● **Written problem**: Gather all lines in the entries below that include the word "cyan".

● **Information given**:
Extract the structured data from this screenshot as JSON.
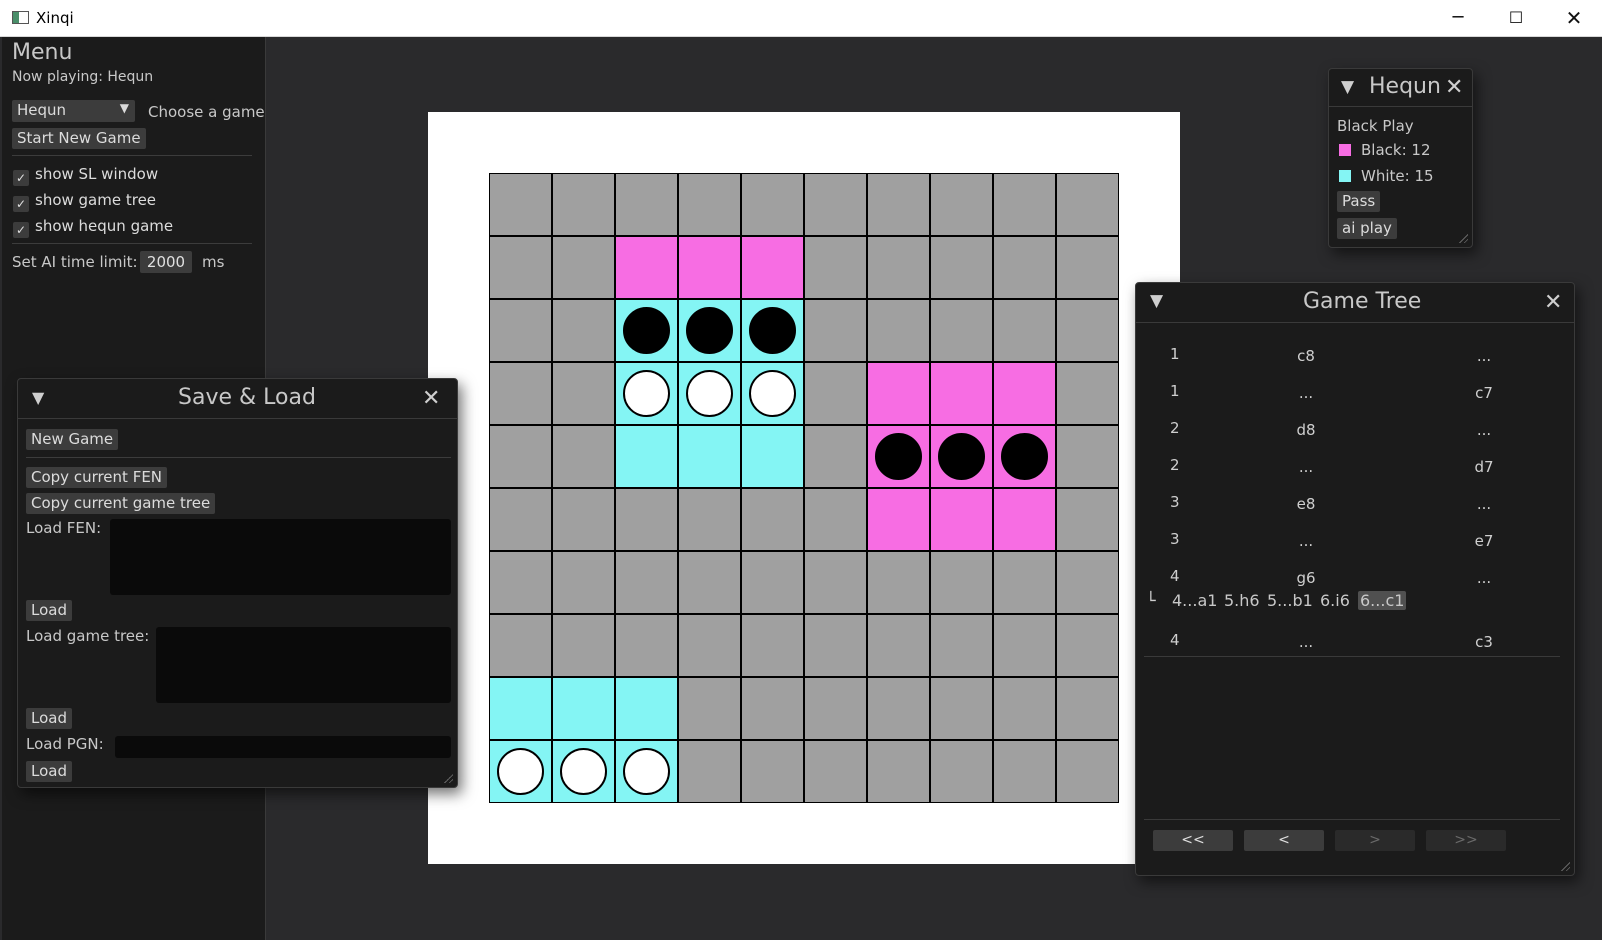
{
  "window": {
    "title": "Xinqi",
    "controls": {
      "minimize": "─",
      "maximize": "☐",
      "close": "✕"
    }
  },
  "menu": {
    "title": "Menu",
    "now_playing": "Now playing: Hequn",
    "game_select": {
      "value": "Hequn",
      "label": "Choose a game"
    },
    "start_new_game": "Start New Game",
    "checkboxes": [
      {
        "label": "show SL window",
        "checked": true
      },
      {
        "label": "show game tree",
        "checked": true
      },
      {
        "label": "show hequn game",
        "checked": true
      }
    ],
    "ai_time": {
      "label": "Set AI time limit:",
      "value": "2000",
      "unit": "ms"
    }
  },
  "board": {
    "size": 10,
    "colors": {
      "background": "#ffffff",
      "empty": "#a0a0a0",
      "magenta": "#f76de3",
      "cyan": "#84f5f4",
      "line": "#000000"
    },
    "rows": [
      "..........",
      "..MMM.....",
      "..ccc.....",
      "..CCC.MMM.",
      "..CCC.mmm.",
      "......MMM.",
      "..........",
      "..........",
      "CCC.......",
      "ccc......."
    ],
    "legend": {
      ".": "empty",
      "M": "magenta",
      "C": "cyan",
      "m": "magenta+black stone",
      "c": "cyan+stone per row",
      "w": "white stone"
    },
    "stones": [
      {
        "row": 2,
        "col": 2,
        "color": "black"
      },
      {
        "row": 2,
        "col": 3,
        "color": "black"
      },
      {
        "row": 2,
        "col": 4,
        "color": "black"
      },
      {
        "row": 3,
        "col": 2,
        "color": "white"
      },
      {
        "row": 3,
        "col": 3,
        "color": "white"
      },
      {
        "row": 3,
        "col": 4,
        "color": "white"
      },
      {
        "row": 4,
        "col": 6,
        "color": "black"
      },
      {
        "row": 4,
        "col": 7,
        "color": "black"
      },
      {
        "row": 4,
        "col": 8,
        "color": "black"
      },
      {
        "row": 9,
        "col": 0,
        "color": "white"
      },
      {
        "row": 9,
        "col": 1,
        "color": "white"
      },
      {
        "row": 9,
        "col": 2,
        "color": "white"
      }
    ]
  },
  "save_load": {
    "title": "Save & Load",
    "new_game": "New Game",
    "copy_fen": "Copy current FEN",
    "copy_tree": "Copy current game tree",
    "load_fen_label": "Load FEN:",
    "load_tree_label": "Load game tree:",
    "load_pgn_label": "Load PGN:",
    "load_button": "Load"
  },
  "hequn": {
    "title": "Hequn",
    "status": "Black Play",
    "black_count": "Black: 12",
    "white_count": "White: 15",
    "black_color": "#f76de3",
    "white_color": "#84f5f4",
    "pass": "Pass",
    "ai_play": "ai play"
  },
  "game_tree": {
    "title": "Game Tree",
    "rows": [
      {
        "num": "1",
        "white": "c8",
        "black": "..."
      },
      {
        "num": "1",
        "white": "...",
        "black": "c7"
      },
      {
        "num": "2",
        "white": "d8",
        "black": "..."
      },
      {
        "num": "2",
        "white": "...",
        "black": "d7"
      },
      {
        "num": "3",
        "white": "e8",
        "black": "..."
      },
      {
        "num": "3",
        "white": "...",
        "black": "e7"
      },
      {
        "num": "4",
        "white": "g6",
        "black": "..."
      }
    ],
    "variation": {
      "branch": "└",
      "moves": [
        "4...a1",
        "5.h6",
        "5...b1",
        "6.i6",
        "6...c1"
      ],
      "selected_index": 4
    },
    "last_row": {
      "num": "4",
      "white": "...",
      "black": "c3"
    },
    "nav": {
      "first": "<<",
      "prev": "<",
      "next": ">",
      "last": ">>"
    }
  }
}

==

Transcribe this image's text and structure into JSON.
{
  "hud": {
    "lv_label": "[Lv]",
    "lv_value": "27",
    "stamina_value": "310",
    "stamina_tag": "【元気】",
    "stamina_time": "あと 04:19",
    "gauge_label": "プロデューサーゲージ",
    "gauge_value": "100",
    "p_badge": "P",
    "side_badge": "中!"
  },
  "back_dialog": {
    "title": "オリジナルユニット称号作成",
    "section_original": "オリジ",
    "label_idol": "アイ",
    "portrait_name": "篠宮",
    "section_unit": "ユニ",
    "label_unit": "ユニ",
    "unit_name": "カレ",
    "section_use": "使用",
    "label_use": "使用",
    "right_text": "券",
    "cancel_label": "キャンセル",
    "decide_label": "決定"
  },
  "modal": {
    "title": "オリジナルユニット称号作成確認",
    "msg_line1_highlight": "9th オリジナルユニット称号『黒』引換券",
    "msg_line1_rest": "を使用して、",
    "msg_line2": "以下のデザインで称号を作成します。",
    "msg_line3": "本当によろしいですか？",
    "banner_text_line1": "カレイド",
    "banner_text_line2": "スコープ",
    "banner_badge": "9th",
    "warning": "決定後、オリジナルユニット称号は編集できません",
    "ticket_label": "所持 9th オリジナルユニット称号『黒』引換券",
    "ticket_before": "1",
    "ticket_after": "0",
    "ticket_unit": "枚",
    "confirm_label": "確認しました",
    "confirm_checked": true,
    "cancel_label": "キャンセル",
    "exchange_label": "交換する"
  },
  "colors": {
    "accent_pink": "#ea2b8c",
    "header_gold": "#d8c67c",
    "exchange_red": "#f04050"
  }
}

● **Exercise solution**:
      "cyan": "#84f5f4",
      "C": "cyan",
      "c": "cyan+stone per row",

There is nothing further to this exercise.